> Problem description: Write out all of the entries exactly as given.

---------- Material for this task ----------

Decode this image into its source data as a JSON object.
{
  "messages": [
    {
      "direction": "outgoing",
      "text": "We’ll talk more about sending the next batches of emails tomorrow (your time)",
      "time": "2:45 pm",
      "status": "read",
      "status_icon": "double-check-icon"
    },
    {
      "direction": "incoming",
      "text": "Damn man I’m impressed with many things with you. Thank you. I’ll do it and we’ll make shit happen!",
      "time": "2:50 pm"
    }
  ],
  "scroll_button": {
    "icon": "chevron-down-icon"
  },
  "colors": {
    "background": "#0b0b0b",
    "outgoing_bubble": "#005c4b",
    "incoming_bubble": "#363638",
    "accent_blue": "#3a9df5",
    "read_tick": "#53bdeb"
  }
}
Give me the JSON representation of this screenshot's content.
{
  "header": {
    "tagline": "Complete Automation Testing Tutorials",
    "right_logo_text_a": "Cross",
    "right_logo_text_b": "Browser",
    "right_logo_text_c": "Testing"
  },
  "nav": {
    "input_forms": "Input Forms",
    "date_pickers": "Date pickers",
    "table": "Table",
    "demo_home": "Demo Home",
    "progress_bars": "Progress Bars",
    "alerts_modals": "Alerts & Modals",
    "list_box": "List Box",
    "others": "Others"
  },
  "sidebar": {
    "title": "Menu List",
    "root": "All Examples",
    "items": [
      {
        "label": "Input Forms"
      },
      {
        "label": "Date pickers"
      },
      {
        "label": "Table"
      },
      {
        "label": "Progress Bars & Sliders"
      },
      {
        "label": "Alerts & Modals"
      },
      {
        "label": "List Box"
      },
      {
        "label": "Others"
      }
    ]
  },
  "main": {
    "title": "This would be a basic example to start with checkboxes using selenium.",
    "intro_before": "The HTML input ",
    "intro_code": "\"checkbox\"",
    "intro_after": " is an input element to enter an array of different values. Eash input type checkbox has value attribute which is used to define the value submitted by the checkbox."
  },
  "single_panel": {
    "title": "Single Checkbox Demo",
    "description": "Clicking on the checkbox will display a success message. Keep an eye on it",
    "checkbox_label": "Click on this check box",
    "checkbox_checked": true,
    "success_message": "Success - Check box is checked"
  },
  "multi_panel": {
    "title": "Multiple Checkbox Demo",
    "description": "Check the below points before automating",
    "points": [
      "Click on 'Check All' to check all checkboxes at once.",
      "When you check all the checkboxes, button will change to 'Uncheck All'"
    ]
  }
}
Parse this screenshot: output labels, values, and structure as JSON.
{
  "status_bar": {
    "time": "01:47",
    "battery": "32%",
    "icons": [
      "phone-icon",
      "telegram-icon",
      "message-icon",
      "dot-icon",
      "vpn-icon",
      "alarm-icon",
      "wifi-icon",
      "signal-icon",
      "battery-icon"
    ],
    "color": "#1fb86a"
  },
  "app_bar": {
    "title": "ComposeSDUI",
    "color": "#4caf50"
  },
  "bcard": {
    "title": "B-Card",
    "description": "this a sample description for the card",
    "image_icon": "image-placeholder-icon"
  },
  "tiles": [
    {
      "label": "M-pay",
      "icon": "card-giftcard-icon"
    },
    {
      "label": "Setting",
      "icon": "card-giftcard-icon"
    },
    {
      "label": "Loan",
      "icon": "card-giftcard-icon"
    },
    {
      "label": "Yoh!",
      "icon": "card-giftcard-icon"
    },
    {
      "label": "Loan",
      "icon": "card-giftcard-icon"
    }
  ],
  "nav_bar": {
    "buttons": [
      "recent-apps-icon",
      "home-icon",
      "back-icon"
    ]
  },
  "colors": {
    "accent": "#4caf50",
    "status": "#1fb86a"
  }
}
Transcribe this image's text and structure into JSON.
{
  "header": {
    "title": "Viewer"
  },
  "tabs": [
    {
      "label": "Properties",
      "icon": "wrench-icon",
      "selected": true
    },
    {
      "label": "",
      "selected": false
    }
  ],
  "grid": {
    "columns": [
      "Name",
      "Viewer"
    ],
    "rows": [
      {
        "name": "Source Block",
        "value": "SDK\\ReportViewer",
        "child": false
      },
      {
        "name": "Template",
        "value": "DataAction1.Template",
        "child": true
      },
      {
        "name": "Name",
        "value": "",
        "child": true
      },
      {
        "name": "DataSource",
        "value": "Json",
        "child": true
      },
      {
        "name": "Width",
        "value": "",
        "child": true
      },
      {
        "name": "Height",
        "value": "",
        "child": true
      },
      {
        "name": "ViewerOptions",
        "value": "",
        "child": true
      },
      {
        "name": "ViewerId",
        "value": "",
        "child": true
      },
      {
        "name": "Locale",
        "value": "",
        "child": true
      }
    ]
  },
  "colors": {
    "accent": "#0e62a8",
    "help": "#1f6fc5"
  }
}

----------

> Exercise response:
Decode this image into its source data as a JSON object.
{
  "messages": [
    {
      "direction": "outgoing",
      "text": "We’ll talk more about sending the next batches of emails tomorrow (your time)",
      "time": "2:45 pm",
      "status": "read",
      "status_icon": "double-check-icon"
    },
    {
      "direction": "incoming",
      "text": "Damn man I’m impressed with many things with you. Thank you. I’ll do it and we’ll make shit happen!",
      "time": "2:50 pm"
    }
  ],
  "scroll_button": {
    "icon": "chevron-down-icon"
  },
  "colors": {
    "background": "#0b0b0b",
    "outgoing_bubble": "#005c4b",
    "incoming_bubble": "#363638",
    "accent_blue": "#3a9df5",
    "read_tick": "#53bdeb"
  }
}
Give me the JSON representation of this screenshot's content.
{
  "header": {
    "tagline": "Complete Automation Testing Tutorials",
    "right_logo_text_a": "Cross",
    "right_logo_text_b": "Browser",
    "right_logo_text_c": "Testing"
  },
  "nav": {
    "input_forms": "Input Forms",
    "date_pickers": "Date pickers",
    "table": "Table",
    "demo_home": "Demo Home",
    "progress_bars": "Progress Bars",
    "alerts_modals": "Alerts & Modals",
    "list_box": "List Box",
    "others": "Others"
  },
  "sidebar": {
    "title": "Menu List",
    "root": "All Examples",
    "items": [
      {
        "label": "Input Forms"
      },
      {
        "label": "Date pickers"
      },
      {
        "label": "Table"
      },
      {
        "label": "Progress Bars & Sliders"
      },
      {
        "label": "Alerts & Modals"
      },
      {
        "label": "List Box"
      },
      {
        "label": "Others"
      }
    ]
  },
  "main": {
    "title": "This would be a basic example to start with checkboxes using selenium.",
    "intro_before": "The HTML input ",
    "intro_code": "\"checkbox\"",
    "intro_after": " is an input element to enter an array of different values. Eash input type checkbox has value attribute which is used to define the value submitted by the checkbox."
  },
  "single_panel": {
    "title": "Single Checkbox Demo",
    "description": "Clicking on the checkbox will display a success message. Keep an eye on it",
    "checkbox_label": "Click on this check box",
    "checkbox_checked": true,
    "success_message": "Success - Check box is checked"
  },
  "multi_panel": {
    "title": "Multiple Checkbox Demo",
    "description": "Check the below points before automating",
    "points": [
      "Click on 'Check All' to check all checkboxes at once.",
      "When you check all the checkboxes, button will change to 'Uncheck All'"
    ]
  }
}
Parse this screenshot: output labels, values, and structure as JSON.
{
  "status_bar": {
    "time": "01:47",
    "battery": "32%",
    "icons": [
      "phone-icon",
      "telegram-icon",
      "message-icon",
      "dot-icon",
      "vpn-icon",
      "alarm-icon",
      "wifi-icon",
      "signal-icon",
      "battery-icon"
    ],
    "color": "#1fb86a"
  },
  "app_bar": {
    "title": "ComposeSDUI",
    "color": "#4caf50"
  },
  "bcard": {
    "title": "B-Card",
    "description": "this a sample description for the card",
    "image_icon": "image-placeholder-icon"
  },
  "tiles": [
    {
      "label": "M-pay",
      "icon": "card-giftcard-icon"
    },
    {
      "label": "Setting",
      "icon": "card-giftcard-icon"
    },
    {
      "label": "Loan",
      "icon": "card-giftcard-icon"
    },
    {
      "label": "Yoh!",
      "icon": "card-giftcard-icon"
    },
    {
      "label": "Loan",
      "icon": "card-giftcard-icon"
    }
  ],
  "nav_bar": {
    "buttons": [
      "recent-apps-icon",
      "home-icon",
      "back-icon"
    ]
  },
  "colors": {
    "accent": "#4caf50",
    "status": "#1fb86a"
  }
}
Transcribe this image's text and structure into JSON.
{
  "header": {
    "title": "Viewer"
  },
  "tabs": [
    {
      "label": "Properties",
      "icon": "wrench-icon",
      "selected": true
    },
    {
      "label": "",
      "selected": false
    }
  ],
  "grid": {
    "columns": [
      "Name",
      "Viewer"
    ],
    "rows": [
      {
        "name": "Source Block",
        "value": "SDK\\ReportViewer",
        "child": false
      },
      {
        "name": "Template",
        "value": "DataAction1.Template",
        "child": true
      },
      {
        "name": "Name",
        "value": "",
        "child": true
      },
      {
        "name": "DataSource",
        "value": "Json",
        "child": true
      },
      {
        "name": "Width",
        "value": "",
        "child": true
      },
      {
        "name": "Height",
        "value": "",
        "child": true
      },
      {
        "name": "ViewerOptions",
        "value": "",
        "child": true
      },
      {
        "name": "ViewerId",
        "value": "",
        "child": true
      },
      {
        "name": "Locale",
        "value": "",
        "child": true
      }
    ]
  },
  "colors": {
    "accent": "#0e62a8",
    "help": "#1f6fc5"
  }
}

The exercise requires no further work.